▸ What to work on: Will you transcribe the entries that follow, exactly and in full?

● ● ● ● ●

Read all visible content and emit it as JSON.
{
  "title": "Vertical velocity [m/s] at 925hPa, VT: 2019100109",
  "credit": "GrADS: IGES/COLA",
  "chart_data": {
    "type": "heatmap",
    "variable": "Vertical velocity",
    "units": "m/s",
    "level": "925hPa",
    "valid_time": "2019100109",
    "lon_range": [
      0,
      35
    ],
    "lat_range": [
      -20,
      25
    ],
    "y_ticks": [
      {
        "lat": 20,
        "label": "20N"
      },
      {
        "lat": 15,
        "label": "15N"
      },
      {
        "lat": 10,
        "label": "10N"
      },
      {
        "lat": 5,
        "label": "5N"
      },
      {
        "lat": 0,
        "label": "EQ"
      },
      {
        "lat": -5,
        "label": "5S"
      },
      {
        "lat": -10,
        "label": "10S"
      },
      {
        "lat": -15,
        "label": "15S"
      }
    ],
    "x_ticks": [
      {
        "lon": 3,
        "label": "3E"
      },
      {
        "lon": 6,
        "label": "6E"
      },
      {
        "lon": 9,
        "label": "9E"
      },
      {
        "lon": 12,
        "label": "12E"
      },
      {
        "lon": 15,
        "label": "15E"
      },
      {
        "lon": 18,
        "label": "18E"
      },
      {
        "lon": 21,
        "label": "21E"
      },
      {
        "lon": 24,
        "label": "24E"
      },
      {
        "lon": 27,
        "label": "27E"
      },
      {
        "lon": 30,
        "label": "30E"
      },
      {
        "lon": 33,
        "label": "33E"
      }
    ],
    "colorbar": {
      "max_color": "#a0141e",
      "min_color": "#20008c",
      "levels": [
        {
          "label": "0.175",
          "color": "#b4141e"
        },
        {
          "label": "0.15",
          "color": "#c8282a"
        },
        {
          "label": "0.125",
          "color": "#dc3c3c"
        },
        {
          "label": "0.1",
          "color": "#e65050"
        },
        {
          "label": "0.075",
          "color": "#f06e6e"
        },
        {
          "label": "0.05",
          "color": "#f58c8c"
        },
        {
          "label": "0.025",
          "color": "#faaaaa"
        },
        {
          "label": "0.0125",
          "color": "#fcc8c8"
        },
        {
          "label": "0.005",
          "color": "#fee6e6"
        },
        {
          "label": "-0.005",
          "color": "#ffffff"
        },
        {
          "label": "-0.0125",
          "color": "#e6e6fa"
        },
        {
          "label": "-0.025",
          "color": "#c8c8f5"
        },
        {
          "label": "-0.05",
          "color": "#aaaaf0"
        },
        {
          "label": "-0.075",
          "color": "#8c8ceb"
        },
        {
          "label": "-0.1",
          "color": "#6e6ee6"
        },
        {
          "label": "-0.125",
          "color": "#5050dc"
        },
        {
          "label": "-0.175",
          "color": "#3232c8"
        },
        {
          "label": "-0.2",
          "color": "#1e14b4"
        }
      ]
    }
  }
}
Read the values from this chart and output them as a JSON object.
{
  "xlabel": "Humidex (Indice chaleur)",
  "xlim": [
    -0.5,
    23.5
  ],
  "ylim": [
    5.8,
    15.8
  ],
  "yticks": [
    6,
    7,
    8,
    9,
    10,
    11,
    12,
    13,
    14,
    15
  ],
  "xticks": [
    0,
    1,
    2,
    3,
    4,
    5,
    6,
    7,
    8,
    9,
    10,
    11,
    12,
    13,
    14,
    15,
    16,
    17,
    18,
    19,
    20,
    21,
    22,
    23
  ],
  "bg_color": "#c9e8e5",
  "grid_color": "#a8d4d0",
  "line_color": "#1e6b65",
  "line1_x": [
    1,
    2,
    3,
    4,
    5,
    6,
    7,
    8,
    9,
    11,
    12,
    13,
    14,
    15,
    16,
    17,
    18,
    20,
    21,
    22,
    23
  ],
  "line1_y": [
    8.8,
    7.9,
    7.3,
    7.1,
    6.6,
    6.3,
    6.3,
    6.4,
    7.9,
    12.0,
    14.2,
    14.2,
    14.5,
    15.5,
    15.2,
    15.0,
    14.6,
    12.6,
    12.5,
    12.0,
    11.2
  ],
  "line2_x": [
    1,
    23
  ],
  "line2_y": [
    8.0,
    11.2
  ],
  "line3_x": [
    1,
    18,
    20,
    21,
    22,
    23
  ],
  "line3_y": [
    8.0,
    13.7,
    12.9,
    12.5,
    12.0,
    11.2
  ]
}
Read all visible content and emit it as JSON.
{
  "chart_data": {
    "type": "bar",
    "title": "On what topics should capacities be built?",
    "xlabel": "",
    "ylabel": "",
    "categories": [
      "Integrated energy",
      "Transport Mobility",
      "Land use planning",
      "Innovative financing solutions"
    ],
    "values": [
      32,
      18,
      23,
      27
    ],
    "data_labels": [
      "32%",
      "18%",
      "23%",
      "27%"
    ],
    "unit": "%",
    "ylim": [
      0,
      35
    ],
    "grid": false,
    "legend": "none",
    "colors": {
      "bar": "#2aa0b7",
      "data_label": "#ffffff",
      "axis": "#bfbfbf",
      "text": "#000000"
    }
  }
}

● ● ● ● ●

▸ Correct result:
Read all visible content and emit it as JSON.
{
  "title": "Vertical velocity [m/s] at 925hPa, VT: 2019100109",
  "credit": "GrADS: IGES/COLA",
  "chart_data": {
    "type": "heatmap",
    "variable": "Vertical velocity",
    "units": "m/s",
    "level": "925hPa",
    "valid_time": "2019100109",
    "lon_range": [
      0,
      35
    ],
    "lat_range": [
      -20,
      25
    ],
    "y_ticks": [
      {
        "lat": 20,
        "label": "20N"
      },
      {
        "lat": 15,
        "label": "15N"
      },
      {
        "lat": 10,
        "label": "10N"
      },
      {
        "lat": 5,
        "label": "5N"
      },
      {
        "lat": 0,
        "label": "EQ"
      },
      {
        "lat": -5,
        "label": "5S"
      },
      {
        "lat": -10,
        "label": "10S"
      },
      {
        "lat": -15,
        "label": "15S"
      }
    ],
    "x_ticks": [
      {
        "lon": 3,
        "label": "3E"
      },
      {
        "lon": 6,
        "label": "6E"
      },
      {
        "lon": 9,
        "label": "9E"
      },
      {
        "lon": 12,
        "label": "12E"
      },
      {
        "lon": 15,
        "label": "15E"
      },
      {
        "lon": 18,
        "label": "18E"
      },
      {
        "lon": 21,
        "label": "21E"
      },
      {
        "lon": 24,
        "label": "24E"
      },
      {
        "lon": 27,
        "label": "27E"
      },
      {
        "lon": 30,
        "label": "30E"
      },
      {
        "lon": 33,
        "label": "33E"
      }
    ],
    "colorbar": {
      "max_color": "#a0141e",
      "min_color": "#20008c",
      "levels": [
        {
          "label": "0.175",
          "color": "#b4141e"
        },
        {
          "label": "0.15",
          "color": "#c8282a"
        },
        {
          "label": "0.125",
          "color": "#dc3c3c"
        },
        {
          "label": "0.1",
          "color": "#e65050"
        },
        {
          "label": "0.075",
          "color": "#f06e6e"
        },
        {
          "label": "0.05",
          "color": "#f58c8c"
        },
        {
          "label": "0.025",
          "color": "#faaaaa"
        },
        {
          "label": "0.0125",
          "color": "#fcc8c8"
        },
        {
          "label": "0.005",
          "color": "#fee6e6"
        },
        {
          "label": "-0.005",
          "color": "#ffffff"
        },
        {
          "label": "-0.0125",
          "color": "#e6e6fa"
        },
        {
          "label": "-0.025",
          "color": "#c8c8f5"
        },
        {
          "label": "-0.05",
          "color": "#aaaaf0"
        },
        {
          "label": "-0.075",
          "color": "#8c8ceb"
        },
        {
          "label": "-0.1",
          "color": "#6e6ee6"
        },
        {
          "label": "-0.125",
          "color": "#5050dc"
        },
        {
          "label": "-0.175",
          "color": "#3232c8"
        },
        {
          "label": "-0.2",
          "color": "#1e14b4"
        }
      ]
    }
  }
}
Read the values from this chart and output them as a JSON object.
{
  "xlabel": "Humidex (Indice chaleur)",
  "xlim": [
    -0.5,
    23.5
  ],
  "ylim": [
    5.8,
    15.8
  ],
  "yticks": [
    6,
    7,
    8,
    9,
    10,
    11,
    12,
    13,
    14,
    15
  ],
  "xticks": [
    0,
    1,
    2,
    3,
    4,
    5,
    6,
    7,
    8,
    9,
    10,
    11,
    12,
    13,
    14,
    15,
    16,
    17,
    18,
    19,
    20,
    21,
    22,
    23
  ],
  "bg_color": "#c9e8e5",
  "grid_color": "#a8d4d0",
  "line_color": "#1e6b65",
  "line1_x": [
    1,
    2,
    3,
    4,
    5,
    6,
    7,
    8,
    9,
    11,
    12,
    13,
    14,
    15,
    16,
    17,
    18,
    20,
    21,
    22,
    23
  ],
  "line1_y": [
    8.8,
    7.9,
    7.3,
    7.1,
    6.6,
    6.3,
    6.3,
    6.4,
    7.9,
    12.0,
    14.2,
    14.2,
    14.5,
    15.5,
    15.2,
    15.0,
    14.6,
    12.6,
    12.5,
    12.0,
    11.2
  ],
  "line2_x": [
    1,
    23
  ],
  "line2_y": [
    8.0,
    11.2
  ],
  "line3_x": [
    1,
    18,
    20,
    21,
    22,
    23
  ],
  "line3_y": [
    8.0,
    13.7,
    12.9,
    12.5,
    12.0,
    11.2
  ]
}
Read all visible content and emit it as JSON.
{
  "chart_data": {
    "type": "bar",
    "title": "On what topics should capacities be built?",
    "xlabel": "",
    "ylabel": "",
    "categories": [
      "Integrated energy",
      "Transport Mobility",
      "Land use planning",
      "Innovative financing solutions"
    ],
    "values": [
      32,
      18,
      23,
      27
    ],
    "data_labels": [
      "32%",
      "18%",
      "23%",
      "27%"
    ],
    "unit": "%",
    "ylim": [
      0,
      35
    ],
    "grid": false,
    "legend": "none",
    "colors": {
      "bar": "#2aa0b7",
      "data_label": "#ffffff",
      "axis": "#bfbfbf",
      "text": "#000000"
    }
  }
}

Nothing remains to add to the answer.